[Collected data entries]
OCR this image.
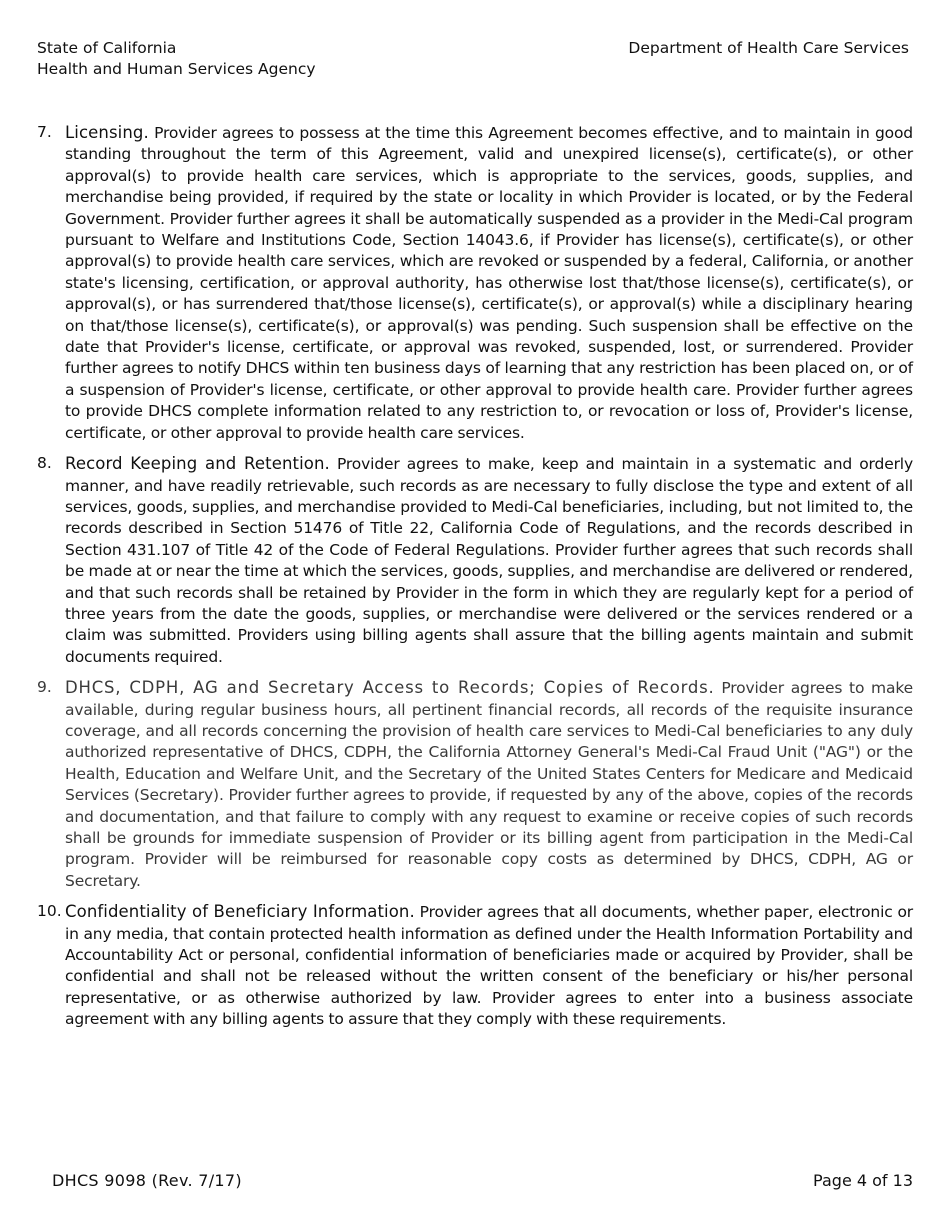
State of California
Health and Human Services Agency
Department of Health Care Services
7. Licensing. Provider agrees to possess at the time this Agreement becomes effective, and to maintain in good standing throughout the term of this Agreement, valid and unexpired license(s), certificate(s), or other approval(s) to provide health care services, which is appropriate to the services, goods, supplies, and merchandise being provided, if required by the state or locality in which Provider is located, or by the Federal Government. Provider further agrees it shall be automatically suspended as a provider in the Medi-Cal program pursuant to Welfare and Institutions Code, Section 14043.6, if Provider has license(s), certificate(s), or other approval(s) to provide health care services, which are revoked or suspended by a federal, California, or another state's licensing, certification, or approval authority, has otherwise lost that/those license(s), certificate(s), or approval(s), or has surrendered that/those license(s), certificate(s), or approval(s) while a disciplinary hearing on that/those license(s), certificate(s), or approval(s) was pending. Such suspension shall be effective on the date that Provider's license, certificate, or approval was revoked, suspended, lost, or surrendered. Provider further agrees to notify DHCS within ten business days of learning that any restriction has been placed on, or of a suspension of Provider's license, certificate, or other approval to provide health care. Provider further agrees to provide DHCS complete information related to any restriction to, or revocation or loss of, Provider's license, certificate, or other approval to provide health care services.
8. Record Keeping and Retention. Provider agrees to make, keep and maintain in a systematic and orderly manner, and have readily retrievable, such records as are necessary to fully disclose the type and extent of all services, goods, supplies, and merchandise provided to Medi-Cal beneficiaries, including, but not limited to, the records described in Section 51476 of Title 22, California Code of Regulations, and the records described in Section 431.107 of Title 42 of the Code of Federal Regulations. Provider further agrees that such records shall be made at or near the time at which the services, goods, supplies, and merchandise are delivered or rendered, and that such records shall be retained by Provider in the form in which they are regularly kept for a period of three years from the date the goods, supplies, or merchandise were delivered or the services rendered or a claim was submitted. Providers using billing agents shall assure that the billing agents maintain and submit documents required.
9. DHCS, CDPH, AG and Secretary Access to Records; Copies of Records. Provider agrees to make available, during regular business hours, all pertinent financial records, all records of the requisite insurance coverage, and all records concerning the provision of health care services to Medi-Cal beneficiaries to any duly authorized representative of DHCS, CDPH, the California Attorney General's Medi-Cal Fraud Unit ("AG") or the Health, Education and Welfare Unit, and the Secretary of the United States Centers for Medicare and Medicaid Services (Secretary). Provider further agrees to provide, if requested by any of the above, copies of the records and documentation, and that failure to comply with any request to examine or receive copies of such records shall be grounds for immediate suspension of Provider or its billing agent from participation in the Medi-Cal program. Provider will be reimbursed for reasonable copy costs as determined by DHCS, CDPH, AG or Secretary.
10. Confidentiality of Beneficiary Information. Provider agrees that all documents, whether paper, electronic or in any media, that contain protected health information as defined under the Health Information Portability and Accountability Act or personal, confidential information of beneficiaries made or acquired by Provider, shall be confidential and shall not be released without the written consent of the beneficiary or his/her personal representative, or as otherwise authorized by law. Provider agrees to enter into a business associate agreement with any billing agents to assure that they comply with these requirements.
DHCS 9098 (Rev. 7/17)	Page 4 of 13
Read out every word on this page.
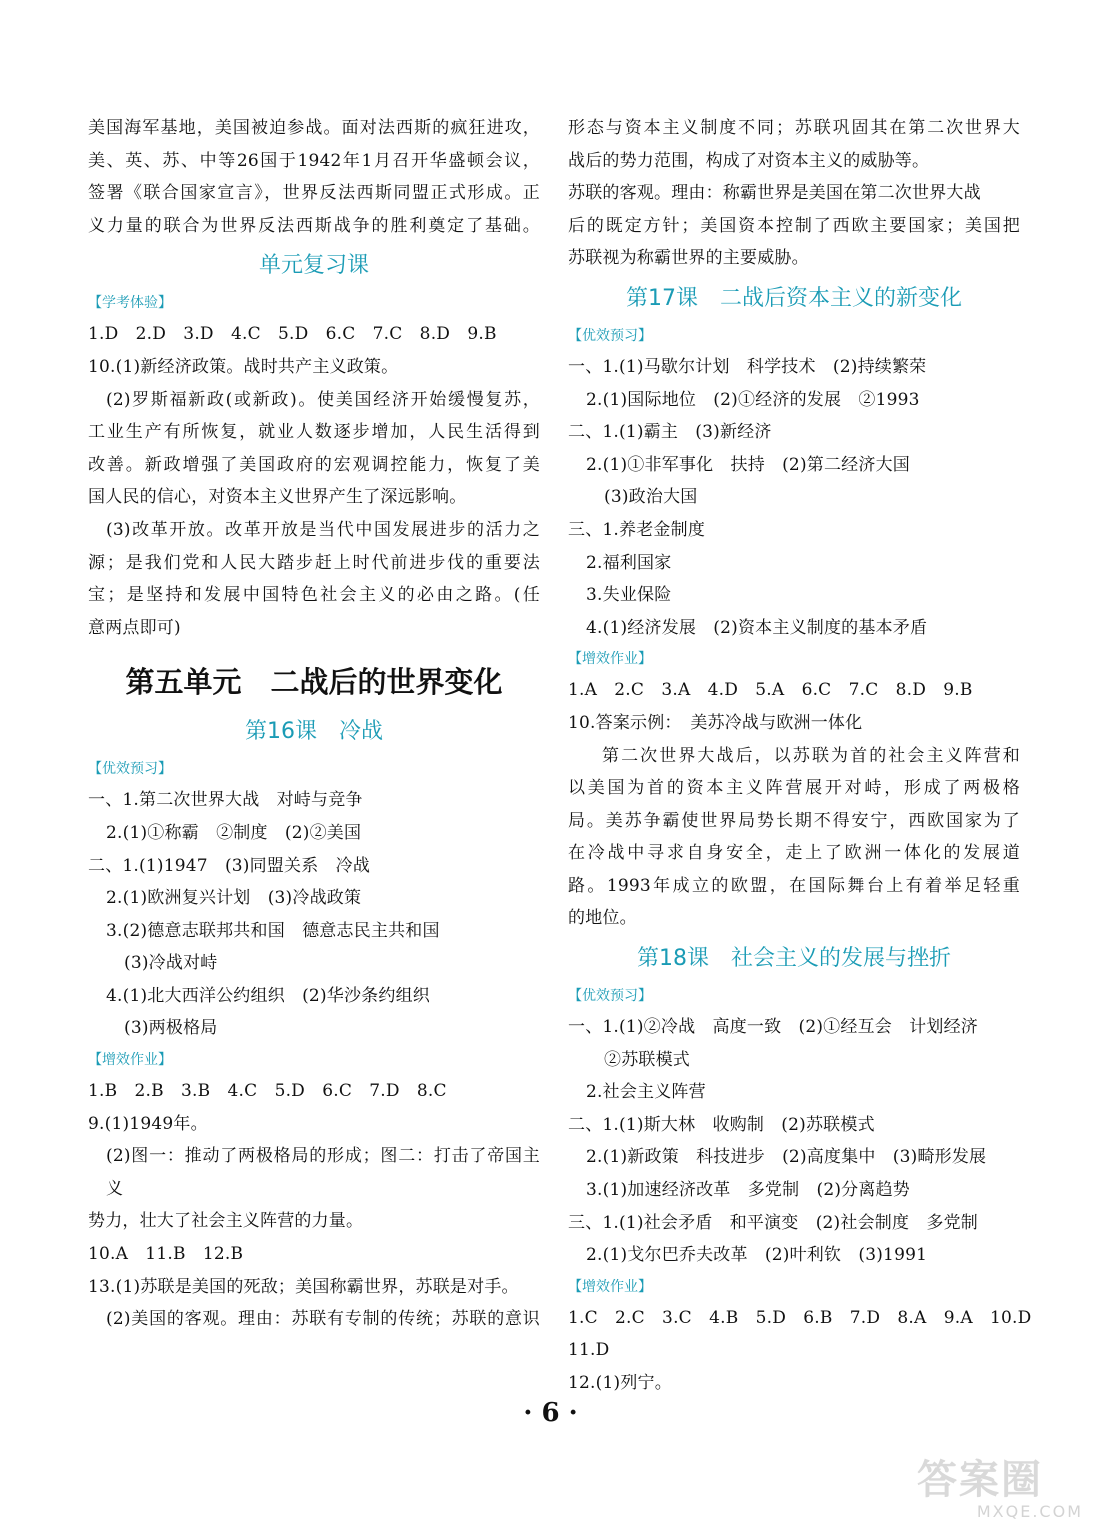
美国海军基地，美国被迫参战。面对法西斯的疯狂进攻，
美、英、苏、中等26国于1942年1月召开华盛顿会议，
签署《联合国家宣言》，世界反法西斯同盟正式形成。正
义力量的联合为世界反法西斯战争的胜利奠定了基础。
单元复习课
【学考体验】
1.D　2.D　3.D　4.C　5.D　6.C　7.C　8.D　9.B
10.(1)新经济政策。战时共产主义政策。
(2)罗斯福新政(或新政)。使美国经济开始缓慢复苏，
工业生产有所恢复，就业人数逐步增加，人民生活得到
改善。新政增强了美国政府的宏观调控能力，恢复了美
国人民的信心，对资本主义世界产生了深远影响。
(3)改革开放。改革开放是当代中国发展进步的活力之
源；是我们党和人民大踏步赶上时代前进步伐的重要法
宝；是坚持和发展中国特色社会主义的必由之路。(任
意两点即可)
第五单元　二战后的世界变化
第16课　冷战
【优效预习】
一、1.第二次世界大战　对峙与竞争
2.(1)①称霸　②制度　(2)②美国
二、1.(1)1947　(3)同盟关系　冷战
2.(1)欧洲复兴计划　(3)冷战政策
3.(2)德意志联邦共和国　德意志民主共和国
(3)冷战对峙
4.(1)北大西洋公约组织　(2)华沙条约组织
(3)两极格局
【增效作业】
1.B　2.B　3.B　4.C　5.D　6.C　7.D　8.C
9.(1)1949年。
(2)图一：推动了两极格局的形成；图二：打击了帝国主义
势力，壮大了社会主义阵营的力量。
10.A　11.B　12.B
13.(1)苏联是美国的死敌；美国称霸世界，苏联是对手。
(2)美国的客观。理由：苏联有专制的传统；苏联的意识
形态与资本主义制度不同；苏联巩固其在第二次世界大
战后的势力范围，构成了对资本主义的威胁等。
苏联的客观。理由：称霸世界是美国在第二次世界大战
后的既定方针；美国资本控制了西欧主要国家；美国把
苏联视为称霸世界的主要威胁。
第17课　二战后资本主义的新变化
【优效预习】
一、1.(1)马歇尔计划　科学技术　(2)持续繁荣
2.(1)国际地位　(2)①经济的发展　②1993
二、1.(1)霸主　(3)新经济
2.(1)①非军事化　扶持　(2)第二经济大国
(3)政治大国
三、1.养老金制度
2.福利国家
3.失业保险
4.(1)经济发展　(2)资本主义制度的基本矛盾
【增效作业】
1.A　2.C　3.A　4.D　5.A　6.C　7.C　8.D　9.B
10.答案示例：　美苏冷战与欧洲一体化
第二次世界大战后，以苏联为首的社会主义阵营和
以美国为首的资本主义阵营展开对峙，形成了两极格
局。美苏争霸使世界局势长期不得安宁，西欧国家为了
在冷战中寻求自身安全，走上了欧洲一体化的发展道
路。1993年成立的欧盟，在国际舞台上有着举足轻重
的地位。
第18课　社会主义的发展与挫折
【优效预习】
一、1.(1)②冷战　高度一致　(2)①经互会　计划经济
②苏联模式
2.社会主义阵营
二、1.(1)斯大林　收购制　(2)苏联模式
2.(1)新政策　科技进步　(2)高度集中　(3)畸形发展
3.(1)加速经济改革　多党制　(2)分离趋势
三、1.(1)社会矛盾　和平演变　(2)社会制度　多党制
2.(1)戈尔巴乔夫改革　(2)叶利钦　(3)1991
【增效作业】
1.C　2.C　3.C　4.B　5.D　6.B　7.D　8.A　9.A　10.D
11.D
12.(1)列宁。
· 6 ·
答案圈
MXQE.COM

## Aim of the exercise
Leave out every picture and write out exactly the lines running from the line containing "Read out every word on this page." to the end of the listing above.

## Full output
Read out every word on this page.
美国海军基地，美国被迫参战。面对法西斯的疯狂进攻，
美、英、苏、中等26国于1942年1月召开华盛顿会议，
签署《联合国家宣言》，世界反法西斯同盟正式形成。正
义力量的联合为世界反法西斯战争的胜利奠定了基础。
单元复习课
【学考体验】
1.D　2.D　3.D　4.C　5.D　6.C　7.C　8.D　9.B
10.(1)新经济政策。战时共产主义政策。
(2)罗斯福新政(或新政)。使美国经济开始缓慢复苏，
工业生产有所恢复，就业人数逐步增加，人民生活得到
改善。新政增强了美国政府的宏观调控能力，恢复了美
国人民的信心，对资本主义世界产生了深远影响。
(3)改革开放。改革开放是当代中国发展进步的活力之
源；是我们党和人民大踏步赶上时代前进步伐的重要法
宝；是坚持和发展中国特色社会主义的必由之路。(任
意两点即可)
第五单元　二战后的世界变化
第16课　冷战
【优效预习】
一、1.第二次世界大战　对峙与竞争
2.(1)①称霸　②制度　(2)②美国
二、1.(1)1947　(3)同盟关系　冷战
2.(1)欧洲复兴计划　(3)冷战政策
3.(2)德意志联邦共和国　德意志民主共和国
(3)冷战对峙
4.(1)北大西洋公约组织　(2)华沙条约组织
(3)两极格局
【增效作业】
1.B　2.B　3.B　4.C　5.D　6.C　7.D　8.C
9.(1)1949年。
(2)图一：推动了两极格局的形成；图二：打击了帝国主义
势力，壮大了社会主义阵营的力量。
10.A　11.B　12.B
13.(1)苏联是美国的死敌；美国称霸世界，苏联是对手。
(2)美国的客观。理由：苏联有专制的传统；苏联的意识
形态与资本主义制度不同；苏联巩固其在第二次世界大
战后的势力范围，构成了对资本主义的威胁等。
苏联的客观。理由：称霸世界是美国在第二次世界大战
后的既定方针；美国资本控制了西欧主要国家；美国把
苏联视为称霸世界的主要威胁。
第17课　二战后资本主义的新变化
【优效预习】
一、1.(1)马歇尔计划　科学技术　(2)持续繁荣
2.(1)国际地位　(2)①经济的发展　②1993
二、1.(1)霸主　(3)新经济
2.(1)①非军事化　扶持　(2)第二经济大国
(3)政治大国
三、1.养老金制度
2.福利国家
3.失业保险
4.(1)经济发展　(2)资本主义制度的基本矛盾
【增效作业】
1.A　2.C　3.A　4.D　5.A　6.C　7.C　8.D　9.B
10.答案示例：　美苏冷战与欧洲一体化
第二次世界大战后，以苏联为首的社会主义阵营和
以美国为首的资本主义阵营展开对峙，形成了两极格
局。美苏争霸使世界局势长期不得安宁，西欧国家为了
在冷战中寻求自身安全，走上了欧洲一体化的发展道
路。1993年成立的欧盟，在国际舞台上有着举足轻重
的地位。
第18课　社会主义的发展与挫折
【优效预习】
一、1.(1)②冷战　高度一致　(2)①经互会　计划经济
②苏联模式
2.社会主义阵营
二、1.(1)斯大林　收购制　(2)苏联模式
2.(1)新政策　科技进步　(2)高度集中　(3)畸形发展
3.(1)加速经济改革　多党制　(2)分离趋势
三、1.(1)社会矛盾　和平演变　(2)社会制度　多党制
2.(1)戈尔巴乔夫改革　(2)叶利钦　(3)1991
【增效作业】
1.C　2.C　3.C　4.B　5.D　6.B　7.D　8.A　9.A　10.D
11.D
12.(1)列宁。
· 6 ·
答案圈
MXQE.COM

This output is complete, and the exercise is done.